#### [Short problem]
Wherever the string "this" shows up in a line, count that line. Give the total alone.

****************

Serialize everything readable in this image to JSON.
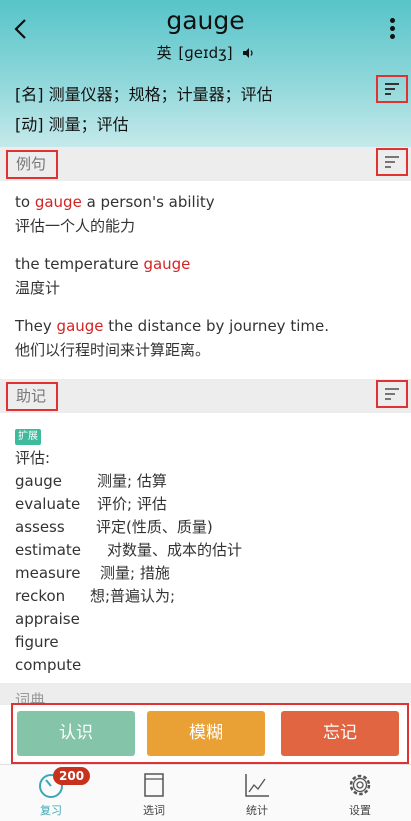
{
  "header": {
    "word": "gauge",
    "accent": "英",
    "phonetic": "[ɡeɪdʒ]",
    "definitions": [
      "[名] 测量仪器；规格；计量器；评估",
      "[动] 测量；评估"
    ]
  },
  "sections": {
    "examples_label": "例句",
    "memory_label": "助记",
    "dictionary_label": "词典"
  },
  "examples": [
    {
      "en_before": "to ",
      "highlight": "gauge",
      "en_after": " a person's ability",
      "zh": "评估一个人的能力"
    },
    {
      "en_before": "the temperature ",
      "highlight": "gauge",
      "en_after": "",
      "zh": "温度计"
    },
    {
      "en_before": "They ",
      "highlight": "gauge",
      "en_after": " the distance by journey time.",
      "zh": "他们以行程时间来计算距离。"
    }
  ],
  "memory": {
    "badge": "扩展",
    "title": "评估:",
    "rows": [
      {
        "word": "gauge",
        "meaning": "测量; 估算"
      },
      {
        "word": "evaluate",
        "meaning": "评价; 评估"
      },
      {
        "word": "assess",
        "meaning": "评定(性质、质量)"
      },
      {
        "word": "estimate",
        "meaning": "对数量、成本的估计"
      },
      {
        "word": "measure",
        "meaning": "测量; 措施"
      },
      {
        "word": "reckon",
        "meaning": "想;普遍认为;"
      },
      {
        "word": "appraise",
        "meaning": ""
      },
      {
        "word": "figure",
        "meaning": ""
      },
      {
        "word": "compute",
        "meaning": ""
      }
    ]
  },
  "actions": {
    "know": "认识",
    "vague": "模糊",
    "forget": "忘记"
  },
  "tabs": {
    "review": "复习",
    "review_count": "200",
    "select": "选词",
    "stats": "统计",
    "settings": "设置"
  },
  "colors": {
    "header": "#56c4c9",
    "highlight": "#d32424",
    "know": "#84c4a8",
    "vague": "#e9a136",
    "forget": "#e06540",
    "badge": "#3dbb9c",
    "active_tab": "#3aa7b5"
  },
  "icons": [
    "back-arrow-icon",
    "more-vertical-icon",
    "speaker-icon",
    "sort-lines-icon",
    "review-timer-icon",
    "book-icon",
    "line-chart-icon",
    "gear-icon"
  ]
}
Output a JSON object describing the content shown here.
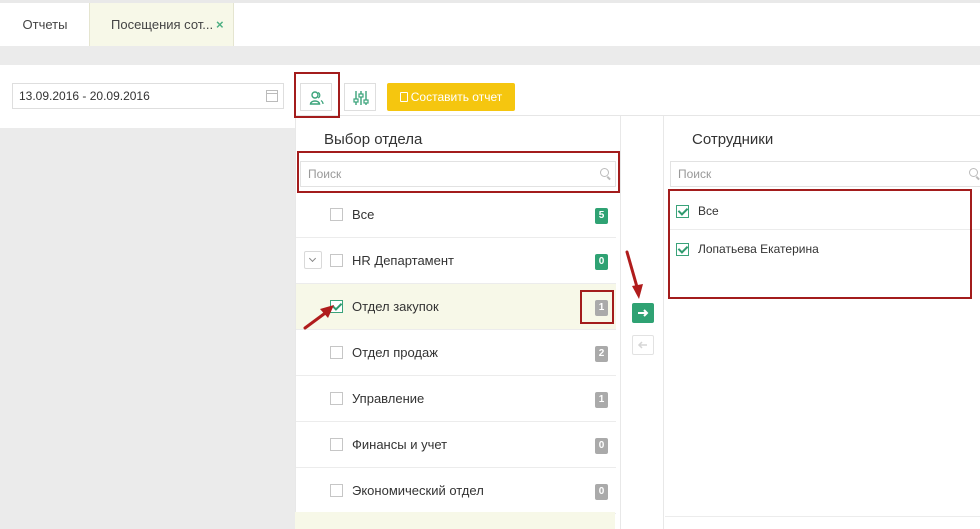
{
  "tabs": [
    {
      "label": "Отчеты"
    },
    {
      "label": "Посещения сот...",
      "close": "×"
    }
  ],
  "toolbar": {
    "date_range": "13.09.2016 - 20.09.2016",
    "report_button": "Составить отчет"
  },
  "departments": {
    "title": "Выбор отдела",
    "search_placeholder": "Поиск",
    "items": [
      {
        "label": "Все",
        "count": "5",
        "checked": false,
        "badge_color": "#2fa273"
      },
      {
        "label": "HR Департамент",
        "count": "0",
        "checked": false,
        "badge_color": "#2fa273"
      },
      {
        "label": "Отдел закупок",
        "count": "1",
        "checked": true,
        "badge_color": "#aaaaaa"
      },
      {
        "label": "Отдел продаж",
        "count": "2",
        "checked": false,
        "badge_color": "#aaaaaa"
      },
      {
        "label": "Управление",
        "count": "1",
        "checked": false,
        "badge_color": "#aaaaaa"
      },
      {
        "label": "Финансы и учет",
        "count": "0",
        "checked": false,
        "badge_color": "#aaaaaa"
      },
      {
        "label": "Экономический отдел",
        "count": "0",
        "checked": false,
        "badge_color": "#aaaaaa"
      }
    ]
  },
  "employees": {
    "title": "Сотрудники",
    "search_placeholder": "Поиск",
    "items": [
      {
        "label": "Все",
        "checked": true
      },
      {
        "label": "Лопатьева Екатерина",
        "checked": true
      }
    ]
  },
  "colors": {
    "accent_green": "#2fa273",
    "report_yellow": "#f5c60f",
    "highlight_red": "#a31c1c",
    "selected_row": "#f7f8e8"
  }
}
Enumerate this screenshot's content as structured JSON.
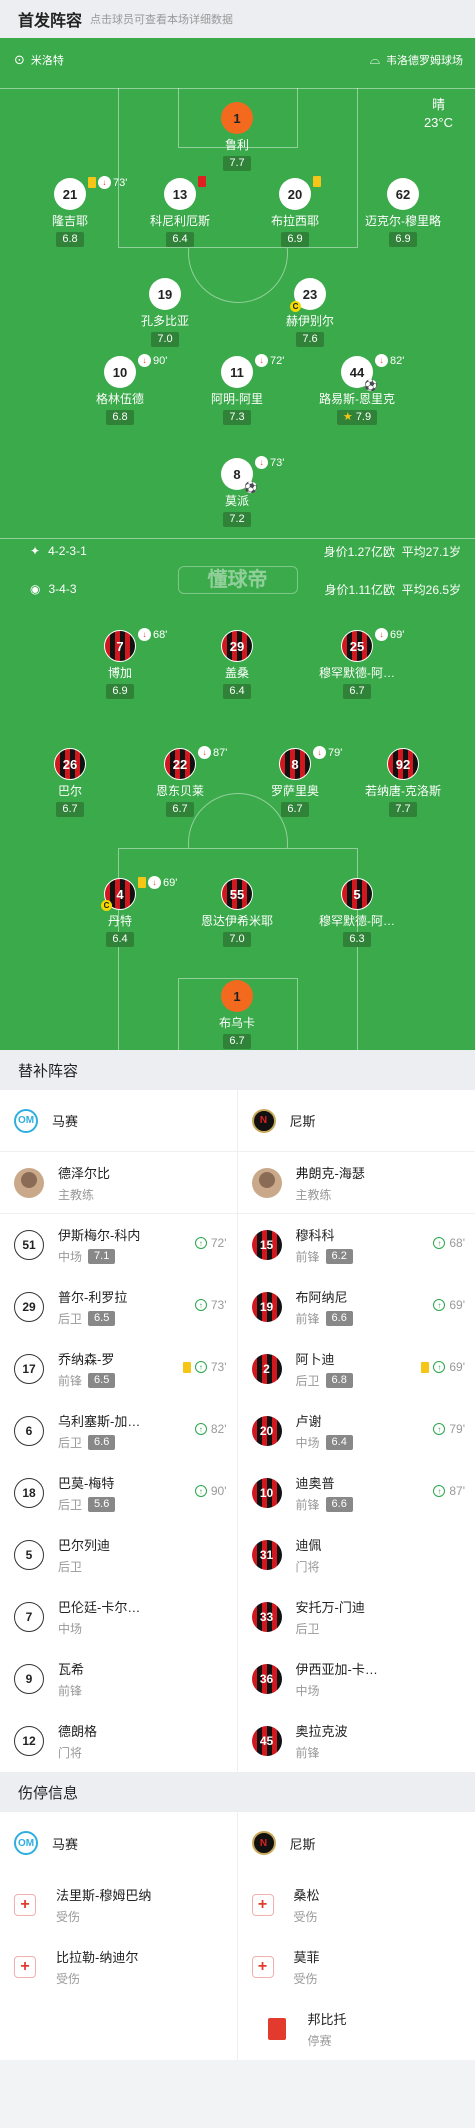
{
  "header": {
    "title": "首发阵容",
    "subtitle": "点击球员可查看本场详细数据"
  },
  "pitch": {
    "referee": "米洛特",
    "stadium": "韦洛德罗姆球场",
    "weather": "晴",
    "temperature": "23°C",
    "home_formation": "4-2-3-1",
    "home_value": "身价1.27亿欧",
    "home_age": "平均27.1岁",
    "away_formation": "3-4-3",
    "away_value": "身价1.11亿欧",
    "away_age": "平均26.5岁",
    "watermark": "懂球帝"
  },
  "home_players": [
    {
      "num": "1",
      "name": "鲁利",
      "rating": "7.7",
      "kit": "o"
    },
    {
      "num": "21",
      "name": "隆吉耶",
      "rating": "6.8",
      "kit": "w",
      "yellow": true,
      "sub": true,
      "min": "73'"
    },
    {
      "num": "13",
      "name": "科尼利厄斯",
      "rating": "6.4",
      "kit": "w",
      "red": true
    },
    {
      "num": "20",
      "name": "布拉西耶",
      "rating": "6.9",
      "kit": "w",
      "yellow": true
    },
    {
      "num": "62",
      "name": "迈克尔-穆里略",
      "rating": "6.9",
      "kit": "w"
    },
    {
      "num": "19",
      "name": "孔多比亚",
      "rating": "7.0",
      "kit": "w"
    },
    {
      "num": "23",
      "name": "赫伊别尔",
      "rating": "7.6",
      "kit": "w",
      "captain": true
    },
    {
      "num": "10",
      "name": "格林伍德",
      "rating": "6.8",
      "kit": "w",
      "sub": true,
      "min": "90'"
    },
    {
      "num": "11",
      "name": "阿明-阿里",
      "rating": "7.3",
      "kit": "w",
      "sub": true,
      "min": "72'"
    },
    {
      "num": "44",
      "name": "路易斯-恩里克",
      "rating": "7.9",
      "kit": "w",
      "sub": true,
      "min": "82'",
      "star": true,
      "ball": true
    },
    {
      "num": "8",
      "name": "莫派",
      "rating": "7.2",
      "kit": "w",
      "sub": true,
      "min": "73'",
      "ball": true
    }
  ],
  "away_players": [
    {
      "num": "7",
      "name": "博加",
      "rating": "6.9",
      "kit": "s",
      "sub": true,
      "min": "68'"
    },
    {
      "num": "29",
      "name": "盖桑",
      "rating": "6.4",
      "kit": "s"
    },
    {
      "num": "25",
      "name": "穆罕默德-阿…",
      "rating": "6.7",
      "kit": "s",
      "sub": true,
      "min": "69'"
    },
    {
      "num": "26",
      "name": "巴尔",
      "rating": "6.7",
      "kit": "s"
    },
    {
      "num": "22",
      "name": "恩东贝莱",
      "rating": "6.7",
      "kit": "s",
      "sub": true,
      "min": "87'"
    },
    {
      "num": "8",
      "name": "罗萨里奥",
      "rating": "6.7",
      "kit": "s",
      "sub": true,
      "min": "79'"
    },
    {
      "num": "92",
      "name": "若纳唐-克洛斯",
      "rating": "7.7",
      "kit": "s"
    },
    {
      "num": "4",
      "name": "丹特",
      "rating": "6.4",
      "kit": "s",
      "yellow": true,
      "sub": true,
      "min": "69'",
      "captain": true
    },
    {
      "num": "55",
      "name": "恩达伊希米耶",
      "rating": "7.0",
      "kit": "s"
    },
    {
      "num": "5",
      "name": "穆罕默德-阿…",
      "rating": "6.3",
      "kit": "s"
    },
    {
      "num": "1",
      "name": "布乌卡",
      "rating": "6.7",
      "kit": "o"
    }
  ],
  "subs": {
    "title": "替补阵容",
    "home_team": "马赛",
    "away_team": "尼斯",
    "home_coach": {
      "name": "德泽尔比",
      "role": "主教练"
    },
    "away_coach": {
      "name": "弗朗克-海瑟",
      "role": "主教练"
    },
    "home": [
      {
        "num": "51",
        "name": "伊斯梅尔-科内",
        "pos": "中场",
        "rating": "7.1",
        "min": "72'"
      },
      {
        "num": "29",
        "name": "普尔-利罗拉",
        "pos": "后卫",
        "rating": "6.5",
        "min": "73'"
      },
      {
        "num": "17",
        "name": "乔纳森-罗",
        "pos": "前锋",
        "rating": "6.5",
        "min": "73'",
        "yellow": true
      },
      {
        "num": "6",
        "name": "乌利塞斯-加…",
        "pos": "后卫",
        "rating": "6.6",
        "min": "82'"
      },
      {
        "num": "18",
        "name": "巴莫-梅特",
        "pos": "后卫",
        "rating": "5.6",
        "min": "90'"
      },
      {
        "num": "5",
        "name": "巴尔列迪",
        "pos": "后卫"
      },
      {
        "num": "7",
        "name": "巴伦廷-卡尔…",
        "pos": "中场"
      },
      {
        "num": "9",
        "name": "瓦希",
        "pos": "前锋"
      },
      {
        "num": "12",
        "name": "德朗格",
        "pos": "门将"
      }
    ],
    "away": [
      {
        "num": "15",
        "name": "穆科科",
        "pos": "前锋",
        "rating": "6.2",
        "min": "68'"
      },
      {
        "num": "19",
        "name": "布阿纳尼",
        "pos": "前锋",
        "rating": "6.6",
        "min": "69'"
      },
      {
        "num": "2",
        "name": "阿卜迪",
        "pos": "后卫",
        "rating": "6.8",
        "min": "69'",
        "yellow": true
      },
      {
        "num": "20",
        "name": "卢谢",
        "pos": "中场",
        "rating": "6.4",
        "min": "79'"
      },
      {
        "num": "10",
        "name": "迪奥普",
        "pos": "前锋",
        "rating": "6.6",
        "min": "87'"
      },
      {
        "num": "31",
        "name": "迪佩",
        "pos": "门将"
      },
      {
        "num": "33",
        "name": "安托万-门迪",
        "pos": "后卫"
      },
      {
        "num": "36",
        "name": "伊西亚加-卡…",
        "pos": "中场"
      },
      {
        "num": "45",
        "name": "奥拉克波",
        "pos": "前锋"
      }
    ]
  },
  "injuries": {
    "title": "伤停信息",
    "home_team": "马赛",
    "away_team": "尼斯",
    "home": [
      {
        "name": "法里斯-穆姆巴纳",
        "status": "受伤"
      },
      {
        "name": "比拉勒-纳迪尔",
        "status": "受伤"
      }
    ],
    "away": [
      {
        "name": "桑松",
        "status": "受伤",
        "type": "injury"
      },
      {
        "name": "莫菲",
        "status": "受伤",
        "type": "injury"
      },
      {
        "name": "邦比托",
        "status": "停赛",
        "type": "suspension"
      }
    ]
  }
}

****************

#### [Completed task]
2